------ DATASET ------

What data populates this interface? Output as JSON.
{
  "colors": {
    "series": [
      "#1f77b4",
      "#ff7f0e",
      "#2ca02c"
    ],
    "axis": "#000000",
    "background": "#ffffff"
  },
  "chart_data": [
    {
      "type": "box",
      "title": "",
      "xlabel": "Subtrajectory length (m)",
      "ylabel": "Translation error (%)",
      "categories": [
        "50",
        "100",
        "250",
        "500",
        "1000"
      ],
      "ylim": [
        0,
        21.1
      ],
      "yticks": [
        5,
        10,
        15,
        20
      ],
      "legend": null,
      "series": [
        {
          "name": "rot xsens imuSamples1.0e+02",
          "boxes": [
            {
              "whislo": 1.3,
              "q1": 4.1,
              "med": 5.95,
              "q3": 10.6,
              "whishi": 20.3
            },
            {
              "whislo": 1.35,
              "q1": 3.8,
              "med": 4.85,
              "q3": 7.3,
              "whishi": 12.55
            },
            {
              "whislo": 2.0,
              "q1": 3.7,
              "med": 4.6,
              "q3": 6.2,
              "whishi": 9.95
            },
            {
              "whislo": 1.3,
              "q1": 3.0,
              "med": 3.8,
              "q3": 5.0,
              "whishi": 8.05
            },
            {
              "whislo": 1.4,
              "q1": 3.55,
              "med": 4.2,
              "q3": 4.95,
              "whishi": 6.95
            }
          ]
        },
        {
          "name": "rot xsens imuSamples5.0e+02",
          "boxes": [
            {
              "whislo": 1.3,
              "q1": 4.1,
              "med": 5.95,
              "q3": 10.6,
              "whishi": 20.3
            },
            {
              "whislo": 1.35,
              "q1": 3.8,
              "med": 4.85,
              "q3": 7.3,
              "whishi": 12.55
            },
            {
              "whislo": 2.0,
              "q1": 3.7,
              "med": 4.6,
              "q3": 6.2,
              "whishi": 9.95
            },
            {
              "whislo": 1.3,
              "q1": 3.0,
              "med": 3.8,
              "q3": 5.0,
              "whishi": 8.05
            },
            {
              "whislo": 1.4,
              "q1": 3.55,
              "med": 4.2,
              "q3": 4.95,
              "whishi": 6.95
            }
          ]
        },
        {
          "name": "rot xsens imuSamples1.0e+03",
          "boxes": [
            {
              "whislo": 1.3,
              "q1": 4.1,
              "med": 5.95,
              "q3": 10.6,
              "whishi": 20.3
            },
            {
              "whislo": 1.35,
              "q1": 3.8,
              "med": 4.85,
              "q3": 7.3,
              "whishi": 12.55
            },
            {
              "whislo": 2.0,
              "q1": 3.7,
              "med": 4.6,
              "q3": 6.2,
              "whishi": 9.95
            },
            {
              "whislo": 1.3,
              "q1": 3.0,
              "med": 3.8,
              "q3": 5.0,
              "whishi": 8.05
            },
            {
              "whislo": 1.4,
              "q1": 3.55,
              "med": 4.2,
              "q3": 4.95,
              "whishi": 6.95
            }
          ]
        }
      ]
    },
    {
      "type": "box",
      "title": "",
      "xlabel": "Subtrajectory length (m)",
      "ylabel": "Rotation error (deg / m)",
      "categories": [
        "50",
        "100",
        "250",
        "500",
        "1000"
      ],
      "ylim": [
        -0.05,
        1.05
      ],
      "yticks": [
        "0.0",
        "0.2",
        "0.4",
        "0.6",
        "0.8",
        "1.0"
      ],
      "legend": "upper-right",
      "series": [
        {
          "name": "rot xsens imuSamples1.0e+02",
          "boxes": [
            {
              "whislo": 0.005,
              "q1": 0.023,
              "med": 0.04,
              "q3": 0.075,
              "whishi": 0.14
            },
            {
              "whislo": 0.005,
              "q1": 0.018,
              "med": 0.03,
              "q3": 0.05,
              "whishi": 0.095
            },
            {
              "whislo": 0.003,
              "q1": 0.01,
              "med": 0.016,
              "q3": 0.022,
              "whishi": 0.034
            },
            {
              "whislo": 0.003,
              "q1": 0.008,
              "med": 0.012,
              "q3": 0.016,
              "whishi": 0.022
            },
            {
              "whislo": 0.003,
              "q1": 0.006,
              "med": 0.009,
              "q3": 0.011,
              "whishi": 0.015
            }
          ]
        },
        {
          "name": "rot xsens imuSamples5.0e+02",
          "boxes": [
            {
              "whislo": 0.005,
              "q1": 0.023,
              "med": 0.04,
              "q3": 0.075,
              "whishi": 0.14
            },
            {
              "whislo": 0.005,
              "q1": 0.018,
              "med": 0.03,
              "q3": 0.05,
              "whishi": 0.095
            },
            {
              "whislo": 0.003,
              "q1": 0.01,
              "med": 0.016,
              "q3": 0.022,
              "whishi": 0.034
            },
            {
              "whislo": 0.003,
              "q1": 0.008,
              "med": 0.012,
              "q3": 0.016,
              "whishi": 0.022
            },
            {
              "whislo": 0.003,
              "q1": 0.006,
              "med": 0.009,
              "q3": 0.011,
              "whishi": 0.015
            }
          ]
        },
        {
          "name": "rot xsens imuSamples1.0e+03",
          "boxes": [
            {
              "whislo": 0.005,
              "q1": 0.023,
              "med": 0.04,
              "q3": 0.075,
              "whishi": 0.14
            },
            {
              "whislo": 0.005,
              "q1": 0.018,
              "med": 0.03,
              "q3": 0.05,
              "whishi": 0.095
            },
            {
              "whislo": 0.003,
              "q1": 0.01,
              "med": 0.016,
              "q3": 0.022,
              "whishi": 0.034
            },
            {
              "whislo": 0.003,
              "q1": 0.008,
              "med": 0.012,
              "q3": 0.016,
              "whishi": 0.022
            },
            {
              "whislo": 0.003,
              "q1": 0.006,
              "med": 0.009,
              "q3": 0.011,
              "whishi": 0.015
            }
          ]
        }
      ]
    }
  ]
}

------

__GIVEN INSTRUCTION__
Transcribe the records above exactly as they appear.

__FULL OUTPUT__
What data populates this interface? Output as JSON.
{
  "colors": {
    "series": [
      "#1f77b4",
      "#ff7f0e",
      "#2ca02c"
    ],
    "axis": "#000000",
    "background": "#ffffff"
  },
  "chart_data": [
    {
      "type": "box",
      "title": "",
      "xlabel": "Subtrajectory length (m)",
      "ylabel": "Translation error (%)",
      "categories": [
        "50",
        "100",
        "250",
        "500",
        "1000"
      ],
      "ylim": [
        0,
        21.1
      ],
      "yticks": [
        5,
        10,
        15,
        20
      ],
      "legend": null,
      "series": [
        {
          "name": "rot xsens imuSamples1.0e+02",
          "boxes": [
            {
              "whislo": 1.3,
              "q1": 4.1,
              "med": 5.95,
              "q3": 10.6,
              "whishi": 20.3
            },
            {
              "whislo": 1.35,
              "q1": 3.8,
              "med": 4.85,
              "q3": 7.3,
              "whishi": 12.55
            },
            {
              "whislo": 2.0,
              "q1": 3.7,
              "med": 4.6,
              "q3": 6.2,
              "whishi": 9.95
            },
            {
              "whislo": 1.3,
              "q1": 3.0,
              "med": 3.8,
              "q3": 5.0,
              "whishi": 8.05
            },
            {
              "whislo": 1.4,
              "q1": 3.55,
              "med": 4.2,
              "q3": 4.95,
              "whishi": 6.95
            }
          ]
        },
        {
          "name": "rot xsens imuSamples5.0e+02",
          "boxes": [
            {
              "whislo": 1.3,
              "q1": 4.1,
              "med": 5.95,
              "q3": 10.6,
              "whishi": 20.3
            },
            {
              "whislo": 1.35,
              "q1": 3.8,
              "med": 4.85,
              "q3": 7.3,
              "whishi": 12.55
            },
            {
              "whislo": 2.0,
              "q1": 3.7,
              "med": 4.6,
              "q3": 6.2,
              "whishi": 9.95
            },
            {
              "whislo": 1.3,
              "q1": 3.0,
              "med": 3.8,
              "q3": 5.0,
              "whishi": 8.05
            },
            {
              "whislo": 1.4,
              "q1": 3.55,
              "med": 4.2,
              "q3": 4.95,
              "whishi": 6.95
            }
          ]
        },
        {
          "name": "rot xsens imuSamples1.0e+03",
          "boxes": [
            {
              "whislo": 1.3,
              "q1": 4.1,
              "med": 5.95,
              "q3": 10.6,
              "whishi": 20.3
            },
            {
              "whislo": 1.35,
              "q1": 3.8,
              "med": 4.85,
              "q3": 7.3,
              "whishi": 12.55
            },
            {
              "whislo": 2.0,
              "q1": 3.7,
              "med": 4.6,
              "q3": 6.2,
              "whishi": 9.95
            },
            {
              "whislo": 1.3,
              "q1": 3.0,
              "med": 3.8,
              "q3": 5.0,
              "whishi": 8.05
            },
            {
              "whislo": 1.4,
              "q1": 3.55,
              "med": 4.2,
              "q3": 4.95,
              "whishi": 6.95
            }
          ]
        }
      ]
    },
    {
      "type": "box",
      "title": "",
      "xlabel": "Subtrajectory length (m)",
      "ylabel": "Rotation error (deg / m)",
      "categories": [
        "50",
        "100",
        "250",
        "500",
        "1000"
      ],
      "ylim": [
        -0.05,
        1.05
      ],
      "yticks": [
        "0.0",
        "0.2",
        "0.4",
        "0.6",
        "0.8",
        "1.0"
      ],
      "legend": "upper-right",
      "series": [
        {
          "name": "rot xsens imuSamples1.0e+02",
          "boxes": [
            {
              "whislo": 0.005,
              "q1": 0.023,
              "med": 0.04,
              "q3": 0.075,
              "whishi": 0.14
            },
            {
              "whislo": 0.005,
              "q1": 0.018,
              "med": 0.03,
              "q3": 0.05,
              "whishi": 0.095
            },
            {
              "whislo": 0.003,
              "q1": 0.01,
              "med": 0.016,
              "q3": 0.022,
              "whishi": 0.034
            },
            {
              "whislo": 0.003,
              "q1": 0.008,
              "med": 0.012,
              "q3": 0.016,
              "whishi": 0.022
            },
            {
              "whislo": 0.003,
              "q1": 0.006,
              "med": 0.009,
              "q3": 0.011,
              "whishi": 0.015
            }
          ]
        },
        {
          "name": "rot xsens imuSamples5.0e+02",
          "boxes": [
            {
              "whislo": 0.005,
              "q1": 0.023,
              "med": 0.04,
              "q3": 0.075,
              "whishi": 0.14
            },
            {
              "whislo": 0.005,
              "q1": 0.018,
              "med": 0.03,
              "q3": 0.05,
              "whishi": 0.095
            },
            {
              "whislo": 0.003,
              "q1": 0.01,
              "med": 0.016,
              "q3": 0.022,
              "whishi": 0.034
            },
            {
              "whislo": 0.003,
              "q1": 0.008,
              "med": 0.012,
              "q3": 0.016,
              "whishi": 0.022
            },
            {
              "whislo": 0.003,
              "q1": 0.006,
              "med": 0.009,
              "q3": 0.011,
              "whishi": 0.015
            }
          ]
        },
        {
          "name": "rot xsens imuSamples1.0e+03",
          "boxes": [
            {
              "whislo": 0.005,
              "q1": 0.023,
              "med": 0.04,
              "q3": 0.075,
              "whishi": 0.14
            },
            {
              "whislo": 0.005,
              "q1": 0.018,
              "med": 0.03,
              "q3": 0.05,
              "whishi": 0.095
            },
            {
              "whislo": 0.003,
              "q1": 0.01,
              "med": 0.016,
              "q3": 0.022,
              "whishi": 0.034
            },
            {
              "whislo": 0.003,
              "q1": 0.008,
              "med": 0.012,
              "q3": 0.016,
              "whishi": 0.022
            },
            {
              "whislo": 0.003,
              "q1": 0.006,
              "med": 0.009,
              "q3": 0.011,
              "whishi": 0.015
            }
          ]
        }
      ]
    }
  ]
}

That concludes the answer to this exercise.